Carry none of the pictures over; write out the complete data exactly.

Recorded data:

____

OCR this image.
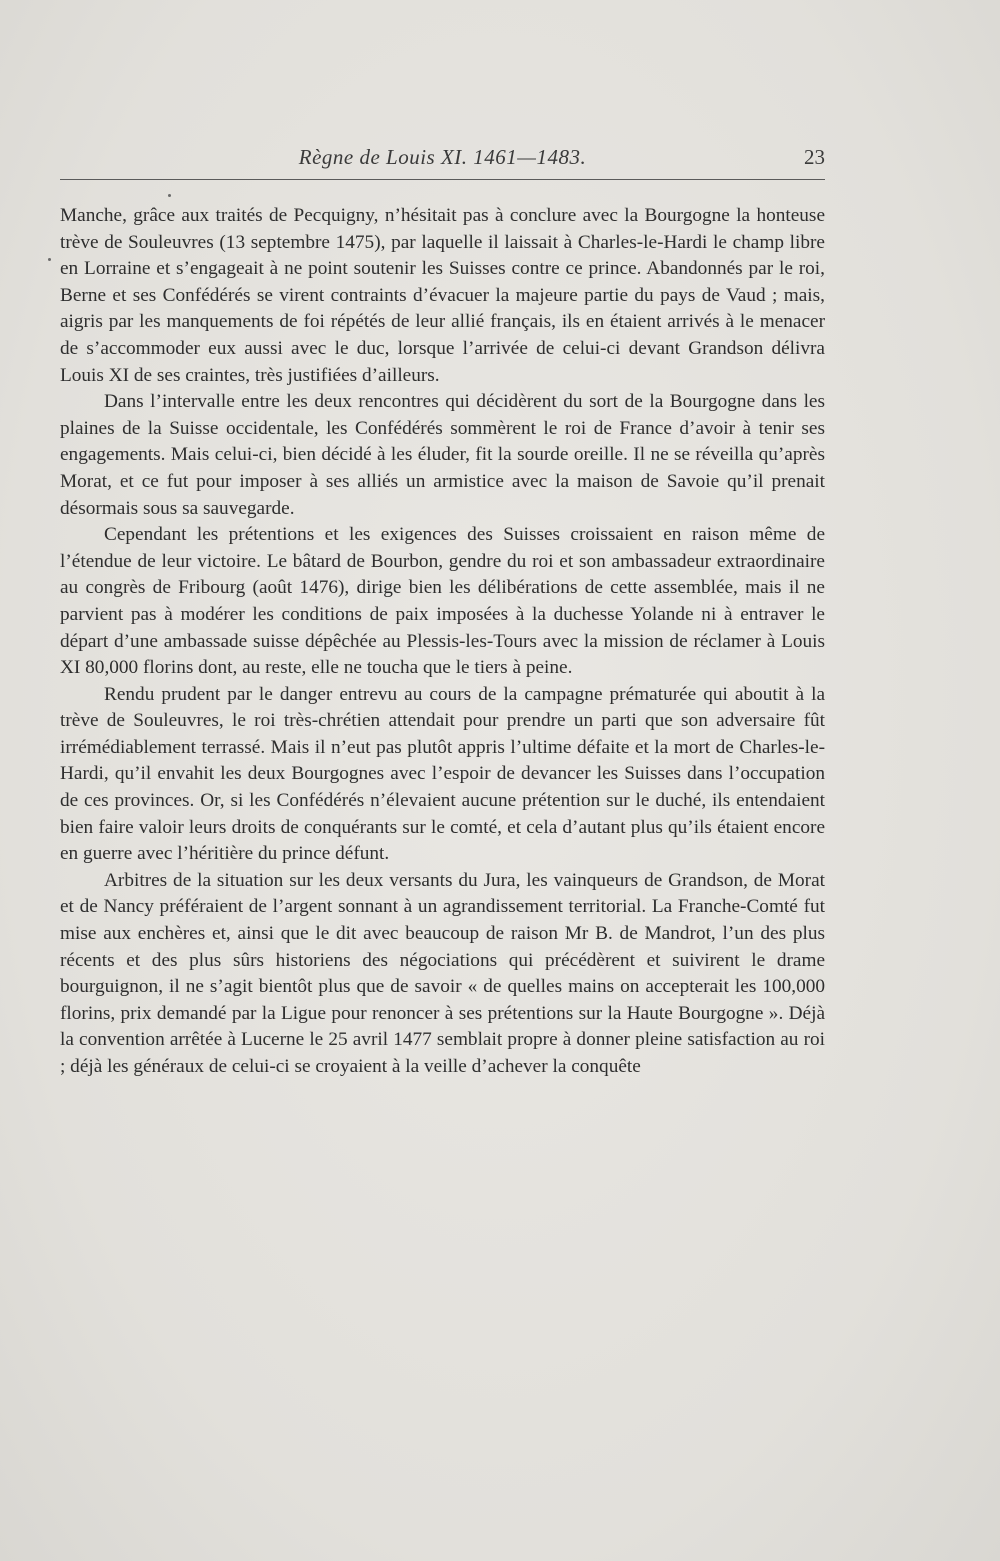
Règne de Louis XI. 1461—1483.	23

Manche, grâce aux traités de Pecquigny, n’hésitait pas à conclure avec la Bourgogne la honteuse trève de Souleuvres (13 septembre 1475), par laquelle il laissait à Charles-le-Hardi le champ libre en Lorraine et s’engageait à ne point soutenir les Suisses contre ce prince. Abandonnés par le roi, Berne et ses Confédérés se virent contraints d’évacuer la majeure partie du pays de Vaud ; mais, aigris par les manquements de foi répétés de leur allié français, ils en étaient arrivés à le menacer de s’accommoder eux aussi avec le duc, lorsque l’arrivée de celui-ci devant Grandson délivra Louis XI de ses craintes, très justifiées d’ailleurs.

Dans l’intervalle entre les deux rencontres qui décidèrent du sort de la Bourgogne dans les plaines de la Suisse occidentale, les Confédérés sommèrent le roi de France d’avoir à tenir ses engagements. Mais celui-ci, bien décidé à les éluder, fit la sourde oreille. Il ne se réveilla qu’après Morat, et ce fut pour imposer à ses alliés un armistice avec la maison de Savoie qu’il prenait désormais sous sa sauvegarde.

Cependant les prétentions et les exigences des Suisses croissaient en raison même de l’étendue de leur victoire. Le bâtard de Bourbon, gendre du roi et son ambassadeur extraordinaire au congrès de Fribourg (août 1476), dirige bien les délibérations de cette assemblée, mais il ne parvient pas à modérer les conditions de paix imposées à la duchesse Yolande ni à entraver le départ d’une ambassade suisse dépêchée au Plessis-les-Tours avec la mission de réclamer à Louis XI 80,000 florins dont, au reste, elle ne toucha que le tiers à peine.

Rendu prudent par le danger entrevu au cours de la campagne prématurée qui aboutit à la trève de Souleuvres, le roi très-chrétien attendait pour prendre un parti que son adversaire fût irrémédiablement terrassé. Mais il n’eut pas plutôt appris l’ultime défaite et la mort de Charles-le-Hardi, qu’il envahit les deux Bourgognes avec l’espoir de devancer les Suisses dans l’occupation de ces provinces. Or, si les Confédérés n’élevaient aucune prétention sur le duché, ils entendaient bien faire valoir leurs droits de conquérants sur le comté, et cela d’autant plus qu’ils étaient encore en guerre avec l’héritière du prince défunt.

Arbitres de la situation sur les deux versants du Jura, les vainqueurs de Grandson, de Morat et de Nancy préféraient de l’argent sonnant à un agrandissement territorial. La Franche-Comté fut mise aux enchères et, ainsi que le dit avec beaucoup de raison Mr B. de Mandrot, l’un des plus récents et des plus sûrs historiens des négociations qui précédèrent et suivirent le drame bourguignon, il ne s’agit bientôt plus que de savoir « de quelles mains on accepterait les 100,000 florins, prix demandé par la Ligue pour renoncer à ses prétentions sur la Haute Bourgogne ». Déjà la convention arrêtée à Lucerne le 25 avril 1477 semblait propre à donner pleine satisfaction au roi ; déjà les généraux de celui-ci se croyaient à la veille d’achever la conquête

____

Response to the exercise:
OCR this image.
Règne de Louis XI. 1461—1483.	23

Manche, grâce aux traités de Pecquigny, n’hésitait pas à conclure avec la Bourgogne la honteuse trève de Souleuvres (13 septembre 1475), par laquelle il laissait à Charles-le-Hardi le champ libre en Lorraine et s’engageait à ne point soutenir les Suisses contre ce prince. Abandonnés par le roi, Berne et ses Confédérés se virent contraints d’évacuer la majeure partie du pays de Vaud ; mais, aigris par les manquements de foi répétés de leur allié français, ils en étaient arrivés à le menacer de s’accommoder eux aussi avec le duc, lorsque l’arrivée de celui-ci devant Grandson délivra Louis XI de ses craintes, très justifiées d’ailleurs.

Dans l’intervalle entre les deux rencontres qui décidèrent du sort de la Bourgogne dans les plaines de la Suisse occidentale, les Confédérés sommèrent le roi de France d’avoir à tenir ses engagements. Mais celui-ci, bien décidé à les éluder, fit la sourde oreille. Il ne se réveilla qu’après Morat, et ce fut pour imposer à ses alliés un armistice avec la maison de Savoie qu’il prenait désormais sous sa sauvegarde.

Cependant les prétentions et les exigences des Suisses croissaient en raison même de l’étendue de leur victoire. Le bâtard de Bourbon, gendre du roi et son ambassadeur extraordinaire au congrès de Fribourg (août 1476), dirige bien les délibérations de cette assemblée, mais il ne parvient pas à modérer les conditions de paix imposées à la duchesse Yolande ni à entraver le départ d’une ambassade suisse dépêchée au Plessis-les-Tours avec la mission de réclamer à Louis XI 80,000 florins dont, au reste, elle ne toucha que le tiers à peine.

Rendu prudent par le danger entrevu au cours de la campagne prématurée qui aboutit à la trève de Souleuvres, le roi très-chrétien attendait pour prendre un parti que son adversaire fût irrémédiablement terrassé. Mais il n’eut pas plutôt appris l’ultime défaite et la mort de Charles-le-Hardi, qu’il envahit les deux Bourgognes avec l’espoir de devancer les Suisses dans l’occupation de ces provinces. Or, si les Confédérés n’élevaient aucune prétention sur le duché, ils entendaient bien faire valoir leurs droits de conquérants sur le comté, et cela d’autant plus qu’ils étaient encore en guerre avec l’héritière du prince défunt.

Arbitres de la situation sur les deux versants du Jura, les vainqueurs de Grandson, de Morat et de Nancy préféraient de l’argent sonnant à un agrandissement territorial. La Franche-Comté fut mise aux enchères et, ainsi que le dit avec beaucoup de raison Mr B. de Mandrot, l’un des plus récents et des plus sûrs historiens des négociations qui précédèrent et suivirent le drame bourguignon, il ne s’agit bientôt plus que de savoir « de quelles mains on accepterait les 100,000 florins, prix demandé par la Ligue pour renoncer à ses prétentions sur la Haute Bourgogne ». Déjà la convention arrêtée à Lucerne le 25 avril 1477 semblait propre à donner pleine satisfaction au roi ; déjà les généraux de celui-ci se croyaient à la veille d’achever la conquête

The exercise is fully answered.